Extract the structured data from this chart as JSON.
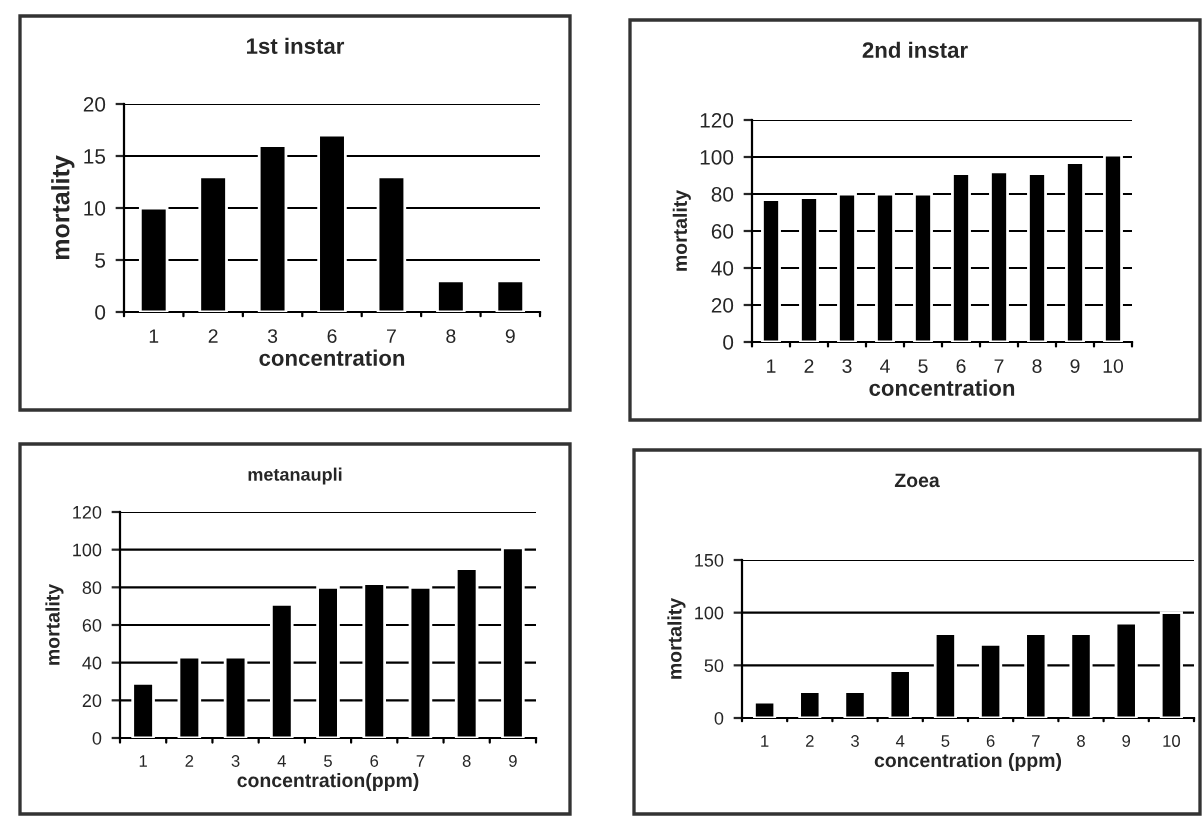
{
  "chart_data": [
    {
      "type": "bar",
      "title": "1st instar",
      "xlabel": "concentration",
      "ylabel": "mortality",
      "categories": [
        "1",
        "2",
        "3",
        "6",
        "7",
        "8",
        "9"
      ],
      "values": [
        10,
        13,
        16,
        17,
        13,
        3,
        3
      ],
      "color": "#000000",
      "ylim": [
        0,
        20
      ],
      "yticks": [
        0,
        5,
        10,
        15,
        20
      ],
      "grid": "y",
      "legend": false
    },
    {
      "type": "bar",
      "title": "2nd instar",
      "xlabel": "concentration",
      "ylabel": "mortality",
      "categories": [
        "1",
        "2",
        "3",
        "4",
        "5",
        "6",
        "7",
        "8",
        "9",
        "10"
      ],
      "values": [
        77,
        78,
        80,
        80,
        80,
        91,
        92,
        91,
        97,
        101
      ],
      "color": "#000000",
      "ylim": [
        0,
        120
      ],
      "yticks": [
        0,
        20,
        40,
        60,
        80,
        100,
        120
      ],
      "grid": "y",
      "legend": false
    },
    {
      "type": "bar",
      "title": "metanaupli",
      "xlabel": "concentration(ppm)",
      "ylabel": "mortality",
      "categories": [
        "1",
        "2",
        "3",
        "4",
        "5",
        "6",
        "7",
        "8",
        "9"
      ],
      "values": [
        29,
        43,
        43,
        71,
        80,
        82,
        80,
        90,
        101
      ],
      "color": "#000000",
      "ylim": [
        0,
        120
      ],
      "yticks": [
        0,
        20,
        40,
        60,
        80,
        100,
        120
      ],
      "grid": "y",
      "legend": false
    },
    {
      "type": "bar",
      "title": "Zoea",
      "xlabel": "concentration (ppm)",
      "ylabel": "mortality",
      "categories": [
        "1",
        "2",
        "3",
        "4",
        "5",
        "6",
        "7",
        "8",
        "9",
        "10"
      ],
      "values": [
        15,
        25,
        25,
        45,
        80,
        70,
        80,
        80,
        90,
        100
      ],
      "color": "#000000",
      "ylim": [
        0,
        150
      ],
      "yticks": [
        0,
        50,
        100,
        150
      ],
      "grid": "y",
      "legend": false
    }
  ]
}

########

§ **REQUIRED TASK**: Leave out the pictures and return every record word for word.

§ **RESPONSE FOR THIS EXERCISE**:
Extract the structured data from this chart as JSON.
{
  "chart_data": [
    {
      "type": "bar",
      "title": "1st instar",
      "xlabel": "concentration",
      "ylabel": "mortality",
      "categories": [
        "1",
        "2",
        "3",
        "6",
        "7",
        "8",
        "9"
      ],
      "values": [
        10,
        13,
        16,
        17,
        13,
        3,
        3
      ],
      "color": "#000000",
      "ylim": [
        0,
        20
      ],
      "yticks": [
        0,
        5,
        10,
        15,
        20
      ],
      "grid": "y",
      "legend": false
    },
    {
      "type": "bar",
      "title": "2nd instar",
      "xlabel": "concentration",
      "ylabel": "mortality",
      "categories": [
        "1",
        "2",
        "3",
        "4",
        "5",
        "6",
        "7",
        "8",
        "9",
        "10"
      ],
      "values": [
        77,
        78,
        80,
        80,
        80,
        91,
        92,
        91,
        97,
        101
      ],
      "color": "#000000",
      "ylim": [
        0,
        120
      ],
      "yticks": [
        0,
        20,
        40,
        60,
        80,
        100,
        120
      ],
      "grid": "y",
      "legend": false
    },
    {
      "type": "bar",
      "title": "metanaupli",
      "xlabel": "concentration(ppm)",
      "ylabel": "mortality",
      "categories": [
        "1",
        "2",
        "3",
        "4",
        "5",
        "6",
        "7",
        "8",
        "9"
      ],
      "values": [
        29,
        43,
        43,
        71,
        80,
        82,
        80,
        90,
        101
      ],
      "color": "#000000",
      "ylim": [
        0,
        120
      ],
      "yticks": [
        0,
        20,
        40,
        60,
        80,
        100,
        120
      ],
      "grid": "y",
      "legend": false
    },
    {
      "type": "bar",
      "title": "Zoea",
      "xlabel": "concentration (ppm)",
      "ylabel": "mortality",
      "categories": [
        "1",
        "2",
        "3",
        "4",
        "5",
        "6",
        "7",
        "8",
        "9",
        "10"
      ],
      "values": [
        15,
        25,
        25,
        45,
        80,
        70,
        80,
        80,
        90,
        100
      ],
      "color": "#000000",
      "ylim": [
        0,
        150
      ],
      "yticks": [
        0,
        50,
        100,
        150
      ],
      "grid": "y",
      "legend": false
    }
  ]
}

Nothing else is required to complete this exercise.